Directions for this task:
Gather from the listing below each line that includes the word "داود", and copy it.

Records provided:
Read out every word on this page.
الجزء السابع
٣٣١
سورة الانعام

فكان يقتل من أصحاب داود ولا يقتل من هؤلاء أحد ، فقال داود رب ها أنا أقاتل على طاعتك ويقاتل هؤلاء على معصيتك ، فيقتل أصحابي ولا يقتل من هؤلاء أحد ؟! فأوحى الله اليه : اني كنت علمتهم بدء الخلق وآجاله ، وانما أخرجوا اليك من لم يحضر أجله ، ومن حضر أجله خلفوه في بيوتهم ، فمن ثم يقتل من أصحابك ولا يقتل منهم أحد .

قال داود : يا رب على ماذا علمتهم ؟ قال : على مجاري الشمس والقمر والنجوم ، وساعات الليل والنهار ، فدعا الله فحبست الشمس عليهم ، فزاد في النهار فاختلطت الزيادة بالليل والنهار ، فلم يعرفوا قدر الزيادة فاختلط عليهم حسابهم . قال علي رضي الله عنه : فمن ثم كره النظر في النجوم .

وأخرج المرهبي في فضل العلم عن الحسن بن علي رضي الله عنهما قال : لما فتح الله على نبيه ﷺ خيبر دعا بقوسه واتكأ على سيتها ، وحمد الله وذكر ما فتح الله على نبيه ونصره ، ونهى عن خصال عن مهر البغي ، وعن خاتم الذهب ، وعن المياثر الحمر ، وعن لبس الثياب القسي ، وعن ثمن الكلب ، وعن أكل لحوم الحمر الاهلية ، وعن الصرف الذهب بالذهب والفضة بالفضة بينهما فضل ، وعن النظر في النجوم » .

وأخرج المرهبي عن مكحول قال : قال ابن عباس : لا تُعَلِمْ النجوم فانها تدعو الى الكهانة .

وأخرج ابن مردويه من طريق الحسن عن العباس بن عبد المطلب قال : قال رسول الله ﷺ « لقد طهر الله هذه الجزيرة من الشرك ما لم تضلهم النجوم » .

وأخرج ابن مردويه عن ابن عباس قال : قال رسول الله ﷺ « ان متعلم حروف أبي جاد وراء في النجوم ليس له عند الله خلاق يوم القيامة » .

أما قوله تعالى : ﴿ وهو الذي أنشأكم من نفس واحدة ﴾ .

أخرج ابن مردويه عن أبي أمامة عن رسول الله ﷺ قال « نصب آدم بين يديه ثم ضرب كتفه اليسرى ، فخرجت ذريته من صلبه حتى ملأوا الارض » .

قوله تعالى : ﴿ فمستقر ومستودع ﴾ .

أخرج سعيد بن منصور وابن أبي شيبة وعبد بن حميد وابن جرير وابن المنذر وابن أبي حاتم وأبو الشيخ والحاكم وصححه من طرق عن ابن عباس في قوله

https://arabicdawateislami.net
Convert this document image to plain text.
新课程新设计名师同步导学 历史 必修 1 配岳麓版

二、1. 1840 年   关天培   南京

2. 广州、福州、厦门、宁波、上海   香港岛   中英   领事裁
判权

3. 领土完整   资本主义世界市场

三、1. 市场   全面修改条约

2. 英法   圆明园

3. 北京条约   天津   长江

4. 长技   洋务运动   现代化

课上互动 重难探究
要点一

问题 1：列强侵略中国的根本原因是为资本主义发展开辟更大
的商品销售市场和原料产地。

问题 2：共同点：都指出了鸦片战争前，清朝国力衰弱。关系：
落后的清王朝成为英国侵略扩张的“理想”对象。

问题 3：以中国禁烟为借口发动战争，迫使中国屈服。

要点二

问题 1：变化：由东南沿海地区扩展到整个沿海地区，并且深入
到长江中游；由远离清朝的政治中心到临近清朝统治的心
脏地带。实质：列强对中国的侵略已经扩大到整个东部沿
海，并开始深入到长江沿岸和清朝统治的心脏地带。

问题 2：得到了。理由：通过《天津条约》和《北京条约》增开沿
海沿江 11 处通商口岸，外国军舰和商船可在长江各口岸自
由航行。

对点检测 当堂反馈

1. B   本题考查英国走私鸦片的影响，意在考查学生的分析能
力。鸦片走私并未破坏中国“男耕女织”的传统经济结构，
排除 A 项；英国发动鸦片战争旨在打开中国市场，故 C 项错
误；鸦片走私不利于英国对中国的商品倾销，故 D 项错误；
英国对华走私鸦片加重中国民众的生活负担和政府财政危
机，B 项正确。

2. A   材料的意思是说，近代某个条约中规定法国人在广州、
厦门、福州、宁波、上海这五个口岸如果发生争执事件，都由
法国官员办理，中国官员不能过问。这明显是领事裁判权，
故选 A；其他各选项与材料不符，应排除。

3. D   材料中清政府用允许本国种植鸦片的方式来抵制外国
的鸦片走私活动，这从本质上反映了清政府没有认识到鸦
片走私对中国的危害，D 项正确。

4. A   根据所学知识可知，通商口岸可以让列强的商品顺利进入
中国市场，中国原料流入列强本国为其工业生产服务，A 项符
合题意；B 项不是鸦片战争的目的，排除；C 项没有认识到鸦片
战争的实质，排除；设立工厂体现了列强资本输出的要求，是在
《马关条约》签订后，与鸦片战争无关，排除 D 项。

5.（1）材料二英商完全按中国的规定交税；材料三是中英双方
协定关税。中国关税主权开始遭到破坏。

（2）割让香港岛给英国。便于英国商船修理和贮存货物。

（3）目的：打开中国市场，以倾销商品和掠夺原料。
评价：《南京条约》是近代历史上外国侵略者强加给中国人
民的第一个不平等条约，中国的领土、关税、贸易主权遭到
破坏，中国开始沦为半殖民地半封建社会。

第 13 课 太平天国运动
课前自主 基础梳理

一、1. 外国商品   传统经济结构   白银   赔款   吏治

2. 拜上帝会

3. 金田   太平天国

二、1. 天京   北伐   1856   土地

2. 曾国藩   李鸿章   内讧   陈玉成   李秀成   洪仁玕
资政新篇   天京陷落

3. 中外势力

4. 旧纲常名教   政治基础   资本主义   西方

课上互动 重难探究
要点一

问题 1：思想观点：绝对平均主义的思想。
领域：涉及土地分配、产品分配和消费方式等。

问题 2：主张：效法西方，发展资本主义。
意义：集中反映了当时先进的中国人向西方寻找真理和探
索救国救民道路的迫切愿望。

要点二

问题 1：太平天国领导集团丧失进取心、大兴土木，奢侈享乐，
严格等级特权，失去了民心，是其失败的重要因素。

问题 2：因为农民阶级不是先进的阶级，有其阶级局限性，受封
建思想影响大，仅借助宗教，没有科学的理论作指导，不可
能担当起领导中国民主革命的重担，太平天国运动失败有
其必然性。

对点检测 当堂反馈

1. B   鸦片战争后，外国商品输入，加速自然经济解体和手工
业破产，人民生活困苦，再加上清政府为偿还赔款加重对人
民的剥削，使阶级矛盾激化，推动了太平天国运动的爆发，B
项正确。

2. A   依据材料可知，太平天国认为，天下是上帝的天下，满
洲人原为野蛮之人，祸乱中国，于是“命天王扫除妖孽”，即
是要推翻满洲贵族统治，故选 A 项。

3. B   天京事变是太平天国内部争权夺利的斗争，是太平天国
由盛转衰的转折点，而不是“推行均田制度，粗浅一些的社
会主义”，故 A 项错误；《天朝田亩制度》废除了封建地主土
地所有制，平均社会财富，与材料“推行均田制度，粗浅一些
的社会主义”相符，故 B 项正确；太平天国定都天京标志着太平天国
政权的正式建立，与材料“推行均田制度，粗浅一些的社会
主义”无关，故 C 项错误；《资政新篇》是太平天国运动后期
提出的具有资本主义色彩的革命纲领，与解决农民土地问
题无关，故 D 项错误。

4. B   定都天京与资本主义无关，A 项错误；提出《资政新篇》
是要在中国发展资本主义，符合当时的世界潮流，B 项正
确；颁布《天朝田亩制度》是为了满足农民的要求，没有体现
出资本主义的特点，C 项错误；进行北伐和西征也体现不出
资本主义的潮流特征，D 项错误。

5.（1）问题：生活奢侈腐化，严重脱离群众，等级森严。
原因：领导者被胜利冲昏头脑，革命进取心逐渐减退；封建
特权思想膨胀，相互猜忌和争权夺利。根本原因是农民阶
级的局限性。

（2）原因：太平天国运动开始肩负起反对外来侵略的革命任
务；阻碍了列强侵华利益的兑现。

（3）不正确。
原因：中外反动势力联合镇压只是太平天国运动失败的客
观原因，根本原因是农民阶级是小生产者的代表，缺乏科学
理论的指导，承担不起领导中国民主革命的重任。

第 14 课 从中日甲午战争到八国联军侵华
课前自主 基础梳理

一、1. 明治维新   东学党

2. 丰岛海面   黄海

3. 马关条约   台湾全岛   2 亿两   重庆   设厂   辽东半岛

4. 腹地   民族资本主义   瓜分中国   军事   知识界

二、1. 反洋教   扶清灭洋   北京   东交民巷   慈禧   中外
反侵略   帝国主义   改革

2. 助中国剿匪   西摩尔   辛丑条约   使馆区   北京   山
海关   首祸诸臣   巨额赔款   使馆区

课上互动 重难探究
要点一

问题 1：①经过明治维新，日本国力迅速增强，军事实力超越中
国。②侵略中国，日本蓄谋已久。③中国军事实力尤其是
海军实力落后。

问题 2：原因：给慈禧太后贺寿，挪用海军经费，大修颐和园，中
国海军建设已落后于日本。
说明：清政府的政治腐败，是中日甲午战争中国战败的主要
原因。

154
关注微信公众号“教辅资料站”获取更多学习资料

Expected answer:
فكان يقتل من أصحاب داود ولا يقتل من هؤلاء أحد ، فقال داود رب ها أنا أقاتل على طاعتك ويقاتل هؤلاء على معصيتك ، فيقتل أصحابي ولا يقتل من هؤلاء أحد ؟! فأوحى الله اليه : اني كنت علمتهم بدء الخلق وآجاله ، وانما أخرجوا اليك من لم يحضر أجله ، ومن حضر أجله خلفوه في بيوتهم ، فمن ثم يقتل من أصحابك ولا يقتل منهم أحد .
قال داود : يا رب على ماذا علمتهم ؟ قال : على مجاري الشمس والقمر والنجوم ، وساعات الليل والنهار ، فدعا الله فحبست الشمس عليهم ، فزاد في النهار فاختلطت الزيادة بالليل والنهار ، فلم يعرفوا قدر الزيادة فاختلط عليهم حسابهم . قال علي رضي الله عنه : فمن ثم كره النظر في النجوم .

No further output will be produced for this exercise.